## Records
··········

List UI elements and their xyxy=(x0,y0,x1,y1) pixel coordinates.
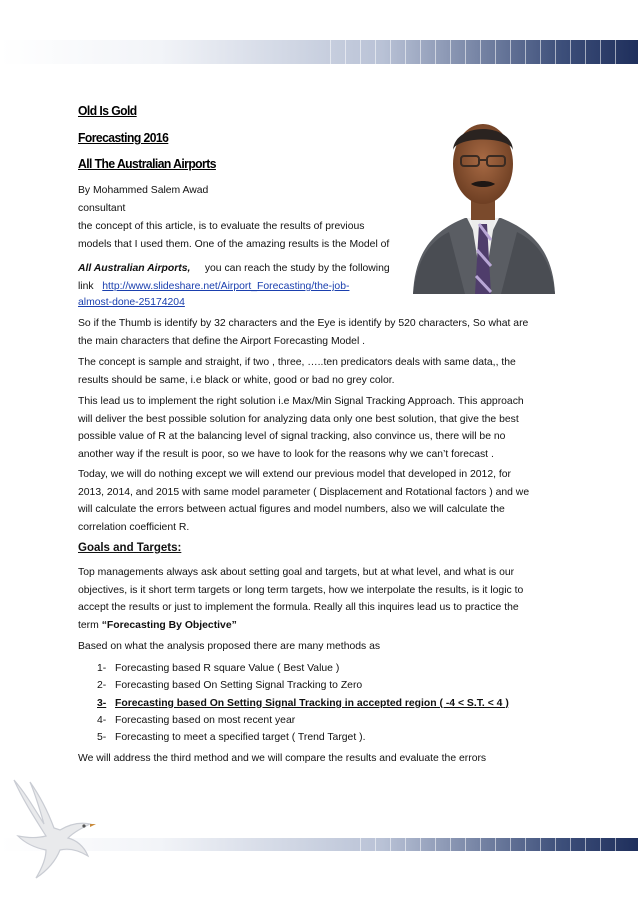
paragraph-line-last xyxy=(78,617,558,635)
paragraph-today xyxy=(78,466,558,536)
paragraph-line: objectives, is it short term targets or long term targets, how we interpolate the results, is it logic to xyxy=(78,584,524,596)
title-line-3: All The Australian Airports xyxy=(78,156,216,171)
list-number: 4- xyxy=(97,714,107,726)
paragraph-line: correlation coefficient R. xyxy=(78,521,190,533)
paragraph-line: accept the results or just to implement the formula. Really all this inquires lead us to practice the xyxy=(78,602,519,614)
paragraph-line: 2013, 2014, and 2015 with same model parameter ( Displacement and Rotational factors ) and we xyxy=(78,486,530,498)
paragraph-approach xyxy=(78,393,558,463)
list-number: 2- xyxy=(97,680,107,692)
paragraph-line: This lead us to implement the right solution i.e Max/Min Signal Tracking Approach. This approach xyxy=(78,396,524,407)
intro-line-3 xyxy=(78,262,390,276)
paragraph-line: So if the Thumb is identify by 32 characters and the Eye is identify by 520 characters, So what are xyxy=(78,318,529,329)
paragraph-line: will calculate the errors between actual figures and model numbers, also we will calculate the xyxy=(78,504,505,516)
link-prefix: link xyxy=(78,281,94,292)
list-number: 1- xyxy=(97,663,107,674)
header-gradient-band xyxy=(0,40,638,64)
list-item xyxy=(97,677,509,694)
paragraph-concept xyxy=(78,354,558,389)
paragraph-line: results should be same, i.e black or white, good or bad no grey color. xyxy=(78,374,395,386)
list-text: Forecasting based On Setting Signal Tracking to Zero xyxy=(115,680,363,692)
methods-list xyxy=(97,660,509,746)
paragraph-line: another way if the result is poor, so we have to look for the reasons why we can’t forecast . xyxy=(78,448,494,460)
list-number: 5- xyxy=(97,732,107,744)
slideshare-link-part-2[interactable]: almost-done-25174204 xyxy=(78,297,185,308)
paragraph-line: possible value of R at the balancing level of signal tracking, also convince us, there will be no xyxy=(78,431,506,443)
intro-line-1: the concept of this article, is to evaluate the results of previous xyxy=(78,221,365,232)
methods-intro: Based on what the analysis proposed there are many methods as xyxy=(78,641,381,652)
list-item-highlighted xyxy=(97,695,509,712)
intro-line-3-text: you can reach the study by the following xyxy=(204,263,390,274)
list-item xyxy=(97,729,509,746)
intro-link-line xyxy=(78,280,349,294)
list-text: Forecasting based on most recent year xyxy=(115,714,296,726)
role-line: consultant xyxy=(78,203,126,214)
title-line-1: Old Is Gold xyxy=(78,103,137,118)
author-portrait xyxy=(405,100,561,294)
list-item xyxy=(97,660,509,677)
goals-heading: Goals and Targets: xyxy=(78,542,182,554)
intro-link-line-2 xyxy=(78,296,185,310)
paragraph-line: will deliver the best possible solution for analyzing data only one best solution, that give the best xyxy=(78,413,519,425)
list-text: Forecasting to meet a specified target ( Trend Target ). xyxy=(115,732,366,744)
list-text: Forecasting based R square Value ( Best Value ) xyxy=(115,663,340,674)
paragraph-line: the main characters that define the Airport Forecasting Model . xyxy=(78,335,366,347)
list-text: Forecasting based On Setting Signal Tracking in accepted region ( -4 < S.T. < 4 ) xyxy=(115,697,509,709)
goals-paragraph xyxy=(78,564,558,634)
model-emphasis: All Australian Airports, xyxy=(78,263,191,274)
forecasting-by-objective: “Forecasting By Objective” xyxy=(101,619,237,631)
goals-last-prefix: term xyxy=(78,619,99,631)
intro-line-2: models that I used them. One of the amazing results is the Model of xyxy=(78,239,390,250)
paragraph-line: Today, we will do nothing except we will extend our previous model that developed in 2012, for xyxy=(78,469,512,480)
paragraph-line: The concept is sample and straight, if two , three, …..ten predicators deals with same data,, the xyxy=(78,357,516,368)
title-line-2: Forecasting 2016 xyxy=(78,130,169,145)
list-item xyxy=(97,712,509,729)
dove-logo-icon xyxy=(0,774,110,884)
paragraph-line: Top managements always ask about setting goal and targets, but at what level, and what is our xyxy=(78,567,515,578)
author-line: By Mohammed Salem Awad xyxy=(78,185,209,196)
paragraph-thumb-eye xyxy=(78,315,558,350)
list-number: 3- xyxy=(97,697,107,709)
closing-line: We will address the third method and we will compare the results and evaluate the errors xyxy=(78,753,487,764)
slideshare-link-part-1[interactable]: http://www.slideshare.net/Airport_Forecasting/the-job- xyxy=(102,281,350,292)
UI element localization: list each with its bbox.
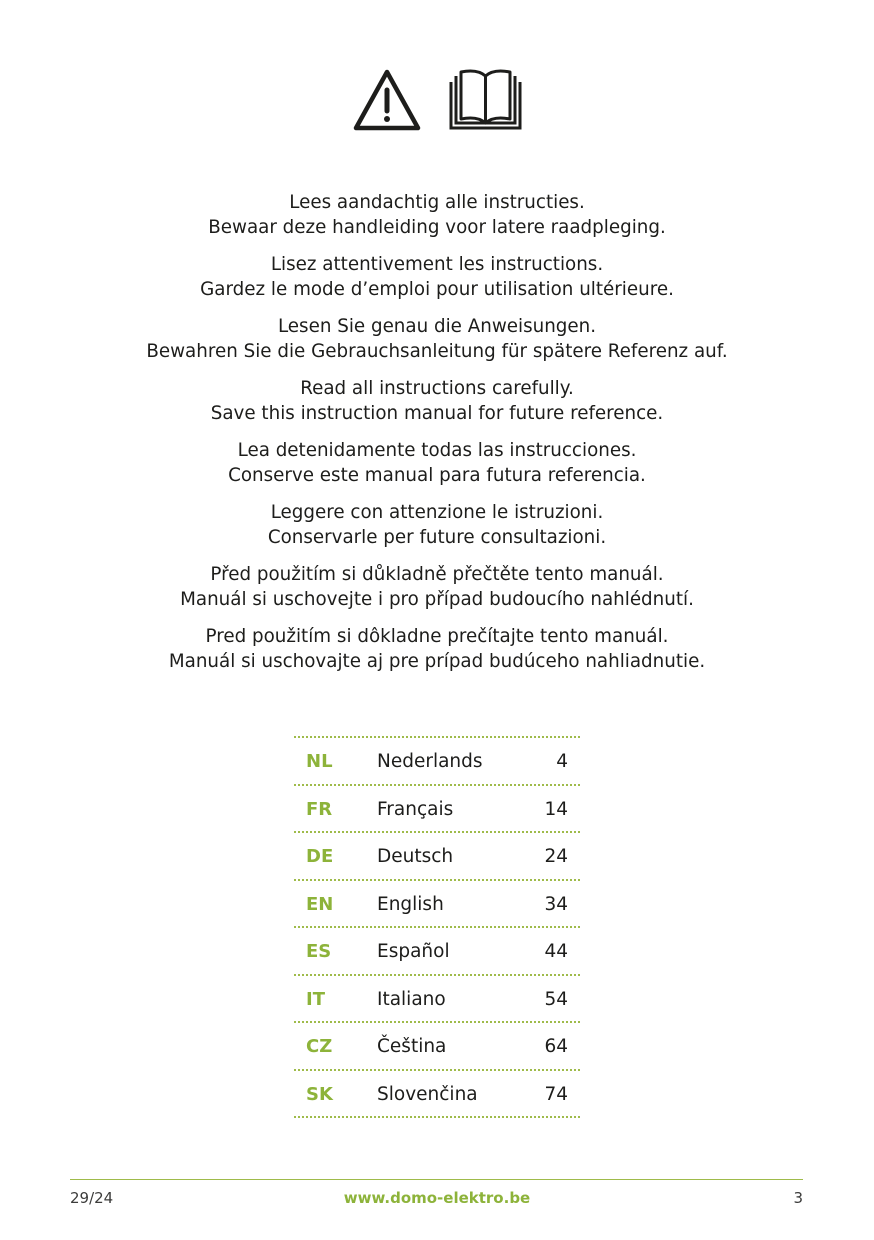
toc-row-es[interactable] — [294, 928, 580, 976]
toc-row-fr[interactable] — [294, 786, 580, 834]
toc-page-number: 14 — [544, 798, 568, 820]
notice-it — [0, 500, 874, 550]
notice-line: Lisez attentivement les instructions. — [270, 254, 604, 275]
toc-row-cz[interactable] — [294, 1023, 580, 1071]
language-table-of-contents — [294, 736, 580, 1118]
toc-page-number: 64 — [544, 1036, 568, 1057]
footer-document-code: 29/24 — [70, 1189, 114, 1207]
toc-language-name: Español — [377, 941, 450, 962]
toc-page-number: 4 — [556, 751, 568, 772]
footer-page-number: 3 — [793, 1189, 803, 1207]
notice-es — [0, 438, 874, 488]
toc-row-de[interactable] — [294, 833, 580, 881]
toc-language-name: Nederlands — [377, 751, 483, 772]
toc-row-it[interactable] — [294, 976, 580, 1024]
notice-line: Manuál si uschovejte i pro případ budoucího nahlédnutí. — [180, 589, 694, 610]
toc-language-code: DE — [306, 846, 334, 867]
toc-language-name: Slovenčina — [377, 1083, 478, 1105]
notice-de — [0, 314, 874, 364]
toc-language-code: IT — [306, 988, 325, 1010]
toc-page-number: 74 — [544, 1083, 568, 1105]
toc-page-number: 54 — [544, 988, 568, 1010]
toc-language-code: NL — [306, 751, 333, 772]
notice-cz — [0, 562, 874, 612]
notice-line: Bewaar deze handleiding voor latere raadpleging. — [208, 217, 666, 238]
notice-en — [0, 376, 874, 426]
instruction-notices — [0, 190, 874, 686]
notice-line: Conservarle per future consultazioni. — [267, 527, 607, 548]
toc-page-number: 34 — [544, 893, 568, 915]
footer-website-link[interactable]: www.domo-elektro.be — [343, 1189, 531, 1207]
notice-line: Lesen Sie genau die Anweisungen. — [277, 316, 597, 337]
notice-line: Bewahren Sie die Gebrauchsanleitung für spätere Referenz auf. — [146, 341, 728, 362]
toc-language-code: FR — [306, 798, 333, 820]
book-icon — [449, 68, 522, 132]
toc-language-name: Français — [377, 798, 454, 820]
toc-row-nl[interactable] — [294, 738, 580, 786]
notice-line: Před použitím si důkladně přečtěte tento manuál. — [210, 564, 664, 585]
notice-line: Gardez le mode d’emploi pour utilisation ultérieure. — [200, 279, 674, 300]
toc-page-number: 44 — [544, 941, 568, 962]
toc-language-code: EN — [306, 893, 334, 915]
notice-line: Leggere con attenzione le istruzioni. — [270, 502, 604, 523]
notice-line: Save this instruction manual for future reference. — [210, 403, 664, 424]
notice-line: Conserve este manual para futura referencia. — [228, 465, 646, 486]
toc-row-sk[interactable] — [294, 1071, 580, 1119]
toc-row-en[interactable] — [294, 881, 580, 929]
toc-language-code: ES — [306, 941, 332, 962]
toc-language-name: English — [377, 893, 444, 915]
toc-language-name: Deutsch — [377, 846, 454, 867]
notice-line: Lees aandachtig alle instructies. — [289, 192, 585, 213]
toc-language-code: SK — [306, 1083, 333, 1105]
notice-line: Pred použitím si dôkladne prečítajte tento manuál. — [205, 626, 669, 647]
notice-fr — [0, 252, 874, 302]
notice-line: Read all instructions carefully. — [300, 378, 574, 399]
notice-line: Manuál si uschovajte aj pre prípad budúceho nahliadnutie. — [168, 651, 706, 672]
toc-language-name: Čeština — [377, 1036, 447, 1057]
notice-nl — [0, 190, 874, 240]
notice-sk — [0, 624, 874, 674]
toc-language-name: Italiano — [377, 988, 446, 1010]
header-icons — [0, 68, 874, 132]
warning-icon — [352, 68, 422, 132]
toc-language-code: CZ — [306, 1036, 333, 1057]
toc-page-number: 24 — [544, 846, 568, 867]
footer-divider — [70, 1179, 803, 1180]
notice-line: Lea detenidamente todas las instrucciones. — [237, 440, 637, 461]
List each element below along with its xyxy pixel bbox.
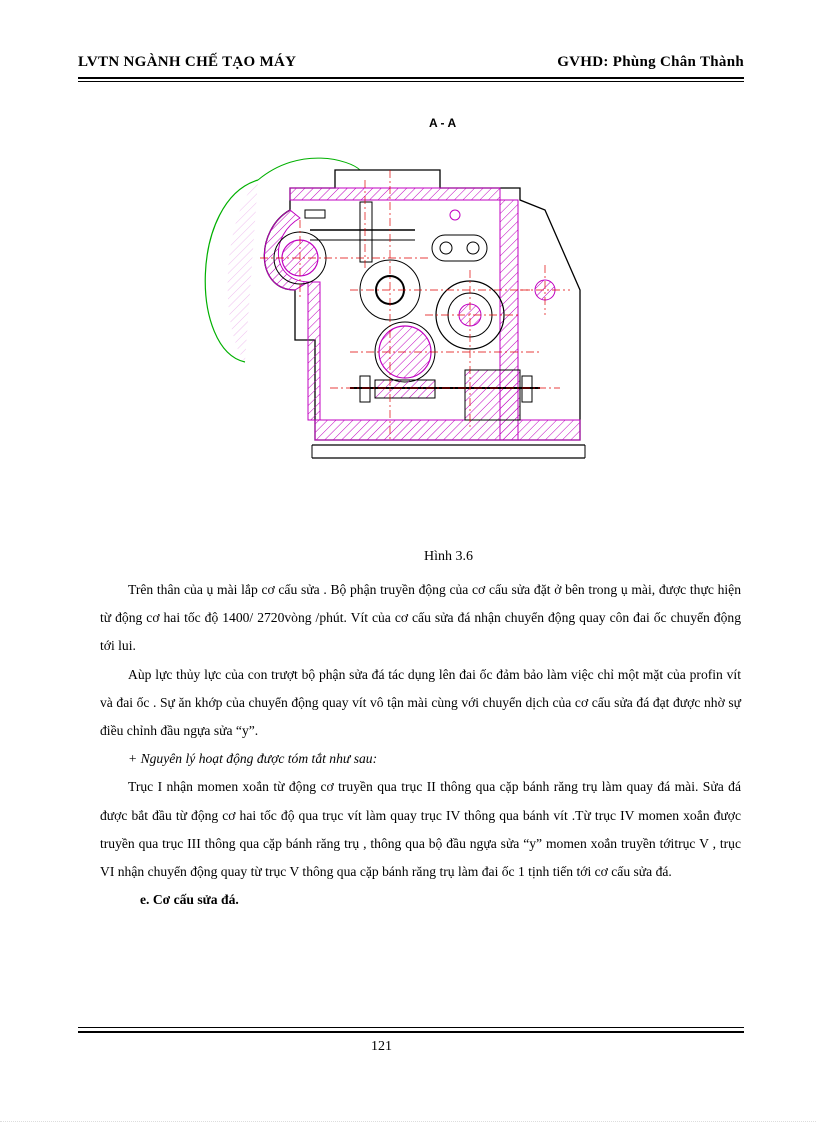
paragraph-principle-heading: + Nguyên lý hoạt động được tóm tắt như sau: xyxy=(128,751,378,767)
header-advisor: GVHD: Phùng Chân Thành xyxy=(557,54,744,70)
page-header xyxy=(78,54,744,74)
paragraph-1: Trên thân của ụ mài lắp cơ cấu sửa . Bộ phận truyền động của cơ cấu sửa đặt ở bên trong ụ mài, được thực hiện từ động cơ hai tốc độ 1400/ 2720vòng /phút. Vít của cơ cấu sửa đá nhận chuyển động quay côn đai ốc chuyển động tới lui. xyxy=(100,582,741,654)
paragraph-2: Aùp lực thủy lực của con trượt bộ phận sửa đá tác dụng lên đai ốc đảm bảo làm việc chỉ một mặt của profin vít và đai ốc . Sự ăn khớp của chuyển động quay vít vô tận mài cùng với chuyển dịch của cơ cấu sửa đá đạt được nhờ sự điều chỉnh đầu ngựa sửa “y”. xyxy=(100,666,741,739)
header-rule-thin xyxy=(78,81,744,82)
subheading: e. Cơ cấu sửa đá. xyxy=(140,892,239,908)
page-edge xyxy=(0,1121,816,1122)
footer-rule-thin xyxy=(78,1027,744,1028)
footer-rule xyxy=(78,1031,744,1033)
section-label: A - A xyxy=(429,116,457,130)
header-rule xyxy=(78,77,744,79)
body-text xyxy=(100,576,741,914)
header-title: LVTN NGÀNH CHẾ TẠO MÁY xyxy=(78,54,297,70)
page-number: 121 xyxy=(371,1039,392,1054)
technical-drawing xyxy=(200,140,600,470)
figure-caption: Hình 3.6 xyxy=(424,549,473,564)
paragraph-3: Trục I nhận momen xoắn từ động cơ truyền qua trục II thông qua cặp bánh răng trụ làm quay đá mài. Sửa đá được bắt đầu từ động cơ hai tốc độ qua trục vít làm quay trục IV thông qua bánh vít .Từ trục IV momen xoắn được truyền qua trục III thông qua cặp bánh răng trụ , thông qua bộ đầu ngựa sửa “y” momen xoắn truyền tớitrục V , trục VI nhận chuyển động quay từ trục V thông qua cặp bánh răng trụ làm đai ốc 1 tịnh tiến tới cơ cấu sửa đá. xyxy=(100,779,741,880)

··········

## Exercise objective
Gather every line of the records that contains the word "instructions".

## Complete answer
notice-line: Lisez attentivement les instructions. — [270, 254, 604, 275]
notice-line: Read all instructions carefully. — [300, 378, 574, 399]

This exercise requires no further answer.